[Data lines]
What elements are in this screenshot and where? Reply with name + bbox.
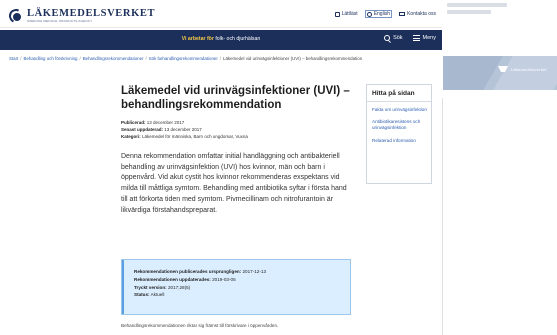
breadcrumb-item[interactable]: Sök behandlingsrekommendationer xyxy=(149,56,218,61)
contact-link[interactable]: Kontakta oss xyxy=(399,11,436,17)
site-header: LÄKEMEDELSVERKET SWEDISH MEDICAL PRODUCT… xyxy=(0,0,442,28)
logo-mark-icon xyxy=(498,66,508,72)
overlay-logo: Läkemedelsverket xyxy=(498,66,547,72)
page-title: Läkemedel vid urinvägsinfektioner (UVI) … xyxy=(121,85,350,111)
info-row: Rekommendationen uppdaterades: 2019-03-0… xyxy=(134,276,236,282)
divider xyxy=(442,98,443,335)
brand-name: LÄKEMEDELSVERKET xyxy=(27,8,156,19)
lead-paragraph: Denna rekommendation omfattar initial ha… xyxy=(121,152,347,215)
overlay-banner xyxy=(443,56,557,90)
toc-link[interactable]: Antibiotikaresistens och urinvägsinfekti… xyxy=(372,119,430,131)
meta-category: Kategori: Läkemedel för människa, Barn o… xyxy=(121,134,248,140)
article: Läkemedel vid urinvägsinfektioner (UVI) … xyxy=(121,84,357,217)
utility-links: Lättläst English Kontakta oss xyxy=(334,10,436,18)
toc-link[interactable]: Fakta om urinvägsinfektion xyxy=(372,107,430,113)
brand-subtitle: SWEDISH MEDICAL PRODUCTS AGENCY xyxy=(27,19,93,23)
logo-icon xyxy=(7,6,25,25)
site-logo[interactable]: LÄKEMEDELSVERKET SWEDISH MEDICAL PRODUCT… xyxy=(7,6,156,25)
info-box: Rekommendationen publicerades ursprungli… xyxy=(121,259,351,315)
search-button[interactable]: Sök xyxy=(384,35,403,41)
hamburger-icon xyxy=(412,35,420,41)
globe-icon xyxy=(366,11,372,17)
english-link[interactable]: English xyxy=(364,10,393,18)
overlay-content xyxy=(443,0,557,56)
info-row: Status: Aktuell xyxy=(134,292,165,298)
meta-updated: Senast uppdaterad: 13 december 2017 xyxy=(121,127,202,133)
main-page: LÄKEMEDELSVERKET SWEDISH MEDICAL PRODUCT… xyxy=(0,0,442,335)
breadcrumb: Start / Behandling och förskrivning / Behand… xyxy=(9,56,363,61)
footer-paragraph: Behandlingsrekommendationen riktar sig f… xyxy=(121,323,279,328)
search-icon xyxy=(384,35,391,41)
toc-link[interactable]: Relaterad information xyxy=(372,138,430,144)
article-meta: Publicerad: 13 december 2017 Senast uppd… xyxy=(121,119,357,141)
toc-title: Hitta på sidan xyxy=(372,90,415,97)
main-navbar: Vi arbetar för folk- och djurhälsan Sök … xyxy=(0,30,442,50)
easy-read-link[interactable]: Lättläst xyxy=(334,11,358,17)
menu-button[interactable]: Meny xyxy=(412,35,436,41)
breadcrumb-item[interactable]: Behandlingsrekommendationer xyxy=(83,56,144,61)
mail-icon xyxy=(399,12,406,16)
meta-published: Publicerad: 13 december 2017 xyxy=(121,120,185,125)
breadcrumb-item[interactable]: Start xyxy=(9,56,18,61)
info-row: Tryckt version: 2017;28(5) xyxy=(134,284,191,290)
page-toc: Hitta på sidan Fakta om urinvägsinfektio… xyxy=(366,84,432,184)
tagline: Vi arbetar för folk- och djurhälsan xyxy=(181,36,261,42)
easy-read-icon xyxy=(334,11,340,17)
overlay-window: Läkemedelsverket xyxy=(443,0,557,98)
info-row: Rekommendationen publicerades ursprungli… xyxy=(134,269,266,274)
breadcrumb-current: Läkemedel vid urinvägsinfektioner (UVI) … xyxy=(223,56,363,61)
breadcrumb-item[interactable]: Behandling och förskrivning xyxy=(24,56,78,61)
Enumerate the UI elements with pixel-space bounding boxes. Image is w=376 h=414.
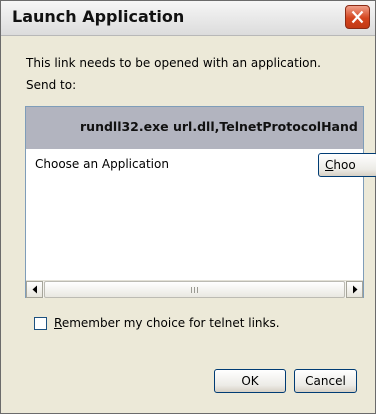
arrow-right-icon — [353, 285, 358, 294]
scroll-right-button[interactable] — [346, 281, 363, 298]
horizontal-scrollbar[interactable] — [26, 280, 363, 298]
scrollbar-thumb[interactable] — [44, 281, 345, 298]
protocol-handler-command: rundll32.exe url.dll,TelnetProtocolHand — [80, 119, 358, 134]
cancel-button[interactable]: Cancel — [294, 369, 357, 393]
remember-accesskey: R — [54, 316, 62, 330]
close-button[interactable] — [345, 5, 370, 29]
choose-button-label: hoo — [333, 158, 356, 172]
dialog-title: Launch Application — [12, 7, 185, 26]
close-icon — [351, 10, 364, 24]
remember-choice-label[interactable]: Remember my choice for telnet links. — [54, 316, 280, 330]
choose-application-label: Choose an Application — [35, 157, 169, 171]
send-to-label: Send to: — [26, 78, 77, 92]
scrollbar-grip-icon — [190, 287, 200, 293]
protocol-handler-row[interactable]: rundll32.exe url.dll,TelnetProtocolHand — [26, 107, 363, 149]
choose-button[interactable]: Choo — [318, 153, 376, 177]
ok-button[interactable]: OK — [214, 369, 286, 393]
message-text: This link needs to be opened with an app… — [26, 56, 321, 70]
scroll-left-button[interactable] — [26, 281, 43, 298]
choose-application-row[interactable]: Choose an Application Choo — [26, 150, 376, 180]
remember-choice-checkbox[interactable] — [34, 317, 47, 330]
remember-label-text: emember my choice for telnet links. — [61, 316, 280, 330]
arrow-left-icon — [32, 285, 37, 294]
application-list[interactable]: rundll32.exe url.dll,TelnetProtocolHand … — [25, 106, 376, 298]
launch-application-dialog: Launch Application This link needs to be… — [0, 0, 376, 414]
title-bar: Launch Application — [1, 1, 375, 36]
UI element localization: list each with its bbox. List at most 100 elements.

§ Given problem: Please copy every line of the records above exactly, leaving out the pictures.

§ Solution:
What elements are in this screenshot and where? Reply with name + bbox.
breadcrumb-item[interactable]: Sök behandlingsrekommendationer xyxy=(149,56,218,61)
contact-link[interactable]: Kontakta oss xyxy=(399,11,436,17)
site-header: LÄKEMEDELSVERKET SWEDISH MEDICAL PRODUCT… xyxy=(0,0,442,28)
logo-mark-icon xyxy=(498,66,508,72)
overlay-logo: Läkemedelsverket xyxy=(498,66,547,72)
page-title: Läkemedel vid urinvägsinfektioner (UVI) … xyxy=(121,85,350,111)
info-row: Rekommendationen uppdaterades: 2019-03-0… xyxy=(134,276,236,282)
divider xyxy=(442,98,443,335)
brand-name: LÄKEMEDELSVERKET xyxy=(27,8,156,19)
lead-paragraph: Denna rekommendation omfattar initial ha… xyxy=(121,152,347,215)
overlay-banner xyxy=(443,56,557,90)
toc-link[interactable]: Antibiotikaresistens och urinvägsinfekti… xyxy=(372,119,430,131)
meta-category: Kategori: Läkemedel för människa, Barn o… xyxy=(121,134,248,140)
article: Läkemedel vid urinvägsinfektioner (UVI) … xyxy=(121,84,357,217)
utility-links: Lättläst English Kontakta oss xyxy=(334,10,436,18)
toc-link[interactable]: Fakta om urinvägsinfektion xyxy=(372,107,430,113)
brand-subtitle: SWEDISH MEDICAL PRODUCTS AGENCY xyxy=(27,19,93,23)
logo-icon xyxy=(7,6,25,25)
site-logo[interactable]: LÄKEMEDELSVERKET SWEDISH MEDICAL PRODUCT… xyxy=(7,6,156,25)
info-box: Rekommendationen publicerades ursprungli… xyxy=(121,259,351,315)
search-button[interactable]: Sök xyxy=(384,35,403,41)
hamburger-icon xyxy=(412,35,420,41)
globe-icon xyxy=(366,11,372,17)
english-link[interactable]: English xyxy=(364,10,393,18)
overlay-content xyxy=(443,0,557,56)
info-row: Status: Aktuell xyxy=(134,292,165,298)
meta-updated: Senast uppdaterad: 13 december 2017 xyxy=(121,127,202,133)
main-page: LÄKEMEDELSVERKET SWEDISH MEDICAL PRODUCT… xyxy=(0,0,442,335)
breadcrumb: Start / Behandling och förskrivning / Behand… xyxy=(9,56,363,61)
footer-paragraph: Behandlingsrekommendationen riktar sig f… xyxy=(121,323,279,328)
search-icon xyxy=(384,35,391,41)
toc-link[interactable]: Relaterad information xyxy=(372,138,430,144)
article-meta: Publicerad: 13 december 2017 Senast uppd… xyxy=(121,119,357,141)
toc-title: Hitta på sidan xyxy=(372,90,415,97)
main-navbar: Vi arbetar för folk- och djurhälsan Sök … xyxy=(0,30,442,50)
easy-read-link[interactable]: Lättläst xyxy=(334,11,358,17)
menu-button[interactable]: Meny xyxy=(412,35,436,41)
breadcrumb-item[interactable]: Behandlingsrekommendationer xyxy=(83,56,144,61)
mail-icon xyxy=(399,12,406,16)
meta-published: Publicerad: 13 december 2017 xyxy=(121,120,185,125)
breadcrumb-item[interactable]: Start xyxy=(9,56,18,61)
info-row: Tryckt version: 2017;28(5) xyxy=(134,284,191,290)
page-toc: Hitta på sidan Fakta om urinvägsinfektio… xyxy=(366,84,432,184)
tagline: Vi arbetar för folk- och djurhälsan xyxy=(181,36,261,42)
easy-read-icon xyxy=(334,11,340,17)
overlay-window: Läkemedelsverket xyxy=(443,0,557,98)
info-row: Rekommendationen publicerades ursprungli… xyxy=(134,269,266,274)
breadcrumb-current: Läkemedel vid urinvägsinfektioner (UVI) … xyxy=(223,56,363,61)
breadcrumb-item[interactable]: Behandling och förskrivning xyxy=(24,56,78,61)
Enumerate the UI elements with pixel-space bounding boxes. Image is w=376 h=414.
arrow-right-icon — [353, 285, 358, 294]
scroll-right-button[interactable] — [346, 281, 363, 298]
horizontal-scrollbar[interactable] — [26, 280, 363, 298]
scrollbar-thumb[interactable] — [44, 281, 345, 298]
protocol-handler-command: rundll32.exe url.dll,TelnetProtocolHand — [80, 119, 358, 134]
cancel-button[interactable]: Cancel — [294, 369, 357, 393]
remember-accesskey: R — [54, 316, 62, 330]
close-button[interactable] — [345, 5, 370, 29]
choose-button-label: hoo — [333, 158, 356, 172]
dialog-title: Launch Application — [12, 7, 185, 26]
close-icon — [351, 10, 364, 24]
remember-choice-label[interactable]: Remember my choice for telnet links. — [54, 316, 280, 330]
choose-application-label: Choose an Application — [35, 157, 169, 171]
send-to-label: Send to: — [26, 78, 77, 92]
scrollbar-grip-icon — [190, 287, 200, 293]
protocol-handler-row[interactable]: rundll32.exe url.dll,TelnetProtocolHand — [26, 107, 363, 149]
choose-button[interactable]: Choo — [318, 153, 376, 177]
ok-button[interactable]: OK — [214, 369, 286, 393]
message-text: This link needs to be opened with an app… — [26, 56, 321, 70]
scroll-left-button[interactable] — [26, 281, 43, 298]
choose-application-row[interactable]: Choose an Application Choo — [26, 150, 376, 180]
remember-choice-checkbox[interactable] — [34, 317, 47, 330]
remember-label-text: emember my choice for telnet links. — [61, 316, 280, 330]
arrow-left-icon — [32, 285, 37, 294]
application-list[interactable]: rundll32.exe url.dll,TelnetProtocolHand … — [25, 106, 376, 298]
launch-application-dialog: Launch Application This link needs to be… — [0, 0, 376, 414]
title-bar: Launch Application — [1, 1, 375, 36]
UI element localization: list each with its bbox. List at most 100 elements.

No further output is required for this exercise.